*Document passage*.
/---
LATE PALEOZOIC SEDIMENT ROUTING SYSTEMS OF THE APPALACHIAN BASIN - LINKAGES WITH ALLEGHANIAN OROGENESIS
Results from basin-wide facies analysis, corroborated with petrography and detrital zircon geochronology, support a two end-member depositional model of coexisting transverse and longitudinal alluvial systems infilling the foredeep during eustatic lowstands. Immature lithic sandstones, were deposited within a SE-NW oriented transverse drainage system. Quartzarenites were deposited within a strike-parallel NE-SW oriented axial drainage, forming elongate belts along the western basin margin. Detrital zircon geochronology demonstrates that sediment in both alluvial systems was recycled from older Palaeozoic sedimentary rocks uplifted during the Alleghanian orogeny. Sediment in transverse alluvial systems was derived in part from Avalonian terranes and that in longitudinal river systems was derived in part from the Archean Superior Province and Yavapai-Mazatzal Province.
\---
(Data entries)
/---
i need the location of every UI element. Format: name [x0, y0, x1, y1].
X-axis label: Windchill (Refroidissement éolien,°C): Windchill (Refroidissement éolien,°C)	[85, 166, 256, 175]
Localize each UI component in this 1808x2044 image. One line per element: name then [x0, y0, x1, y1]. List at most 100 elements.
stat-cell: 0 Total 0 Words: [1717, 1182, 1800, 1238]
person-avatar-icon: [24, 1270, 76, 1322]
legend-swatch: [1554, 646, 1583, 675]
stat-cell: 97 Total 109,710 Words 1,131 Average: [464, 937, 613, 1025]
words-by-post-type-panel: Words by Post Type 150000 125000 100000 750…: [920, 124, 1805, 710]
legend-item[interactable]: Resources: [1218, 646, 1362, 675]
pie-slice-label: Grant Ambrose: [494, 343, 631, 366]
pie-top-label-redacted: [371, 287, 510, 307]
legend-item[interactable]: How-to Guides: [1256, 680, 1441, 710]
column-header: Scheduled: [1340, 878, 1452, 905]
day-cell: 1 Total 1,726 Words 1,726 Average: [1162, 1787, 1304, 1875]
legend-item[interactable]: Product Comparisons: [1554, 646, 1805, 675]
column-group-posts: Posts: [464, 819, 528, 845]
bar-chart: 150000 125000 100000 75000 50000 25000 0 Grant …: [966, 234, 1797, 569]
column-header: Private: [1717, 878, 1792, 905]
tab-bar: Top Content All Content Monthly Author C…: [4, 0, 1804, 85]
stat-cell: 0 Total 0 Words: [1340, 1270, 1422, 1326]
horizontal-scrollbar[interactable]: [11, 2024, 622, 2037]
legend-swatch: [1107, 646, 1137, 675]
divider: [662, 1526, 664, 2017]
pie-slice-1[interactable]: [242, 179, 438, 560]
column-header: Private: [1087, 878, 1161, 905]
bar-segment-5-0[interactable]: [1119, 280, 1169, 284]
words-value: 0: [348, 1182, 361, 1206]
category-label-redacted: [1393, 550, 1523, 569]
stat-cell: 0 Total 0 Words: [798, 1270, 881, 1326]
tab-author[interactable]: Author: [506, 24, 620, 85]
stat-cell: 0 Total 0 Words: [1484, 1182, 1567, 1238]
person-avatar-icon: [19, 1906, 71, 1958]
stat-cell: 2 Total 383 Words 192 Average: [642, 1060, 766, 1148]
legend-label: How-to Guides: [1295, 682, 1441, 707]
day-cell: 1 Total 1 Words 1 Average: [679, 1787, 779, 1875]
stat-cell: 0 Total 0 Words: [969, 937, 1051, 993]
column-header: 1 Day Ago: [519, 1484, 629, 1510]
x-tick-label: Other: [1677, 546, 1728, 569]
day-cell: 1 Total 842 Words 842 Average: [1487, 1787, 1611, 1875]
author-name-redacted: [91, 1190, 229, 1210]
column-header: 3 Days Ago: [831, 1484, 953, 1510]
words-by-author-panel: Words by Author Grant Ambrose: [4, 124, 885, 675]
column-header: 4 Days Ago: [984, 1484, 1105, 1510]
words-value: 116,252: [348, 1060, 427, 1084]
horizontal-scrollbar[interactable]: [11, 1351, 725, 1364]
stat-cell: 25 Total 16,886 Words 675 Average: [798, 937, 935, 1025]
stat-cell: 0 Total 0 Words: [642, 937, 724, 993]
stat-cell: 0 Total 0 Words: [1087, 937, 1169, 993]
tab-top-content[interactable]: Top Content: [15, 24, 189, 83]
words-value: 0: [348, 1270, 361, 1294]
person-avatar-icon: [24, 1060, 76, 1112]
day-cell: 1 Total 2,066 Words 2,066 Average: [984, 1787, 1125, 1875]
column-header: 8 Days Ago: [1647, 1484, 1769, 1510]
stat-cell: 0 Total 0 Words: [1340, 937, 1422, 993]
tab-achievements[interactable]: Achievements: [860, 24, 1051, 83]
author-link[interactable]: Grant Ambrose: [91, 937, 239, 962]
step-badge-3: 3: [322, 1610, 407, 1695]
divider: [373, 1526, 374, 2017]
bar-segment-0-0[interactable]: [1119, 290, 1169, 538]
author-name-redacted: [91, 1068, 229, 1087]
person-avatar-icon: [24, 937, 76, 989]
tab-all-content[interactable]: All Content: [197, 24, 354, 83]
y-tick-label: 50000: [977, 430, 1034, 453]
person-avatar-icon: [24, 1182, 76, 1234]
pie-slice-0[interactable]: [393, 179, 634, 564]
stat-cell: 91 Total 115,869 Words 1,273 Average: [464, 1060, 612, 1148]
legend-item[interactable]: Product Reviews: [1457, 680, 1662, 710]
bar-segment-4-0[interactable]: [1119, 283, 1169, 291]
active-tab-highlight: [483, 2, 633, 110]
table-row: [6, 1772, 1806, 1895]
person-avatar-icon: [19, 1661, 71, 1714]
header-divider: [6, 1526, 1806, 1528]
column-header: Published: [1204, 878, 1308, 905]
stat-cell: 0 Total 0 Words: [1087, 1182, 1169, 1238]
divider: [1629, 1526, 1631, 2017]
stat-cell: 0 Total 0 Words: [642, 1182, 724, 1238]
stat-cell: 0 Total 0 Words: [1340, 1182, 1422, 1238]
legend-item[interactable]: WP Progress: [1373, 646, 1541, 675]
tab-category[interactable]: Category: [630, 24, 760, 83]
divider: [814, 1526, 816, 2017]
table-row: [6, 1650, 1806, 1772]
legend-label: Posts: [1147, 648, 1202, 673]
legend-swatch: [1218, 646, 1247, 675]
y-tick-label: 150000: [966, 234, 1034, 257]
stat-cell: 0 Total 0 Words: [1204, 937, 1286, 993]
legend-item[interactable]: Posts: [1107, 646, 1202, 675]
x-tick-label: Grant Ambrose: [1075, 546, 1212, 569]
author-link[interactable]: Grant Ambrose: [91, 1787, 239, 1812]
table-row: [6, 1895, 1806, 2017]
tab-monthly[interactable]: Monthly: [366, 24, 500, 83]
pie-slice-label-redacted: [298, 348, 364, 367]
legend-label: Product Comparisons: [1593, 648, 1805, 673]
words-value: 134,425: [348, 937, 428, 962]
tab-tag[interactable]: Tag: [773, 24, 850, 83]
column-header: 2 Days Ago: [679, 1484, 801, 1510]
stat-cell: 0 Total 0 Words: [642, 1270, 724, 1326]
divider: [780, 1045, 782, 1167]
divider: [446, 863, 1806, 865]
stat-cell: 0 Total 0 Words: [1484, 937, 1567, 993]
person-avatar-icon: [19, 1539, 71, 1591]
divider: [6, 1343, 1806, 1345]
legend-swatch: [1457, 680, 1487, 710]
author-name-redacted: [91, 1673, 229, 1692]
\---
*Actions to take*.
• A. According to the Appalachian Basin abstract, in what kind of drainage system were the quartzarenites deposited?
• B. Please write the next part of the Appalachian Basin abstract, starting after its final sentence.

*Answers to the exercises*.
• A. A strike-parallel, NE-SW oriented axial drainage system along the western basin margin.

• B.
Integrating subsurface and provenance data indicates significant, repeated paleogeographical shifts in alluvial facies distribution. Distinct wedges comprising composite sequences are bounded by successive shifts in alluvial facies and define three low-frequency tectonic accommodation cycles. These cycles define short-term episodes of unsteady westward migration of the flexural Appalachian Basin, constraining the relative timing of deformation events during cratonward progression of the Alleghanian orogenic wedge.